Document passage:
────────────────

The omicron subvariant BA.2.12.1 is poised to become dominant in the US, currently accounting for an estimated 36.5 percent of all US SARS-CoV-2 cases, according to the latest estimates released Tuesday by the Centers for Disease Control and Prevention.
The subvariant’s ascent is the latest rapid succession of omicron subvariants, from the sky-scraping peak of cases from the initial omicron subvariant BA.1 in January, to the current bump driven by the subvariant BA.2, which achieved dominance in March. As before, the reason for the viral usurping is that omicron subvariants continue to evolve advantages: BA.2.12.1 has a transmission advantage over BA.2, which had a transmission advantage over BA.1, which had a significant advantage over delta.
The imminent reign of BA.2.12.1 raises concern for yet another wave of infections and poses questions about how effective future omicron-specific vaccines could be against symptomatic infections.
The good news, so far, is that current vaccines are still strongly protecting against severe COVID-19, and BA.2.12.1 does not appear to cause more severe disease than BA.1 or BA.2—though the CDC and other health experts are actively monitoring this. However, the subvariant seems able to evade immune protections, particularly those from prior BA.1 infections.

────────────────

Instructions to follow: Rewrite part of the text on the BA.2.12.1 subvariant, starting at the words "The subvariant’s ascent" and ending after "against symptomatic infections.", with "wave" changed to "surge". The records have nothing to do with the text on the BA.2.12.1 subvariant.

────────────────

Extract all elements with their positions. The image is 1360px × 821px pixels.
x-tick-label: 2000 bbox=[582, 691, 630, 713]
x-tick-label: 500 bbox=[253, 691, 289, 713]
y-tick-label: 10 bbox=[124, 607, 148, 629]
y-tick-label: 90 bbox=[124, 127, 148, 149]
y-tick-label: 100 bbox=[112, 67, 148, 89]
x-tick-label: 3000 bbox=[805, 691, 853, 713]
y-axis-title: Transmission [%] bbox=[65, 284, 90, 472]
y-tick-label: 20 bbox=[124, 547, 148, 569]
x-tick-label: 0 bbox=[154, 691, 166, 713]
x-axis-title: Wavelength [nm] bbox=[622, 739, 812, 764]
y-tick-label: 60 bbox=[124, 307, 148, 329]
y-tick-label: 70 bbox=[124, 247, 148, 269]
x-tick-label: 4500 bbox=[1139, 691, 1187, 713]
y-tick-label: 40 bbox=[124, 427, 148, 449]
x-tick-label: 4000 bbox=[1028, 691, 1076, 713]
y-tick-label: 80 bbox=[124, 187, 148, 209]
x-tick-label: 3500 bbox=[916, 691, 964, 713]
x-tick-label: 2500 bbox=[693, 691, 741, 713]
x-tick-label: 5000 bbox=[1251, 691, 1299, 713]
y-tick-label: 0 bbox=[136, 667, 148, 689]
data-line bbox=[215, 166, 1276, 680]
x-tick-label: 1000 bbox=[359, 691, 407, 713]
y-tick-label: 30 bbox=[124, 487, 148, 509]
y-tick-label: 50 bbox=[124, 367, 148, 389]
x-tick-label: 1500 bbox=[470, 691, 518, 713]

────────────────

Solved exercise:
The subvariant’s ascent is the latest rapid succession of omicron subvariants, from the sky-scraping peak of cases from the initial omicron subvariant BA.1 in January, to the current bump driven by the subvariant BA.2, which achieved dominance in March. As before, the reason for the viral usurping is that omicron subvariants continue to evolve advantages: BA.2.12.1 has a transmission advantage over BA.2, which had a transmission advantage over BA.1, which had a significant advantage over delta.
The imminent reign of BA.2.12.1 raises concern for yet another surge of infections and poses questions about how effective future omicron-specific vaccines could be against symptomatic infections.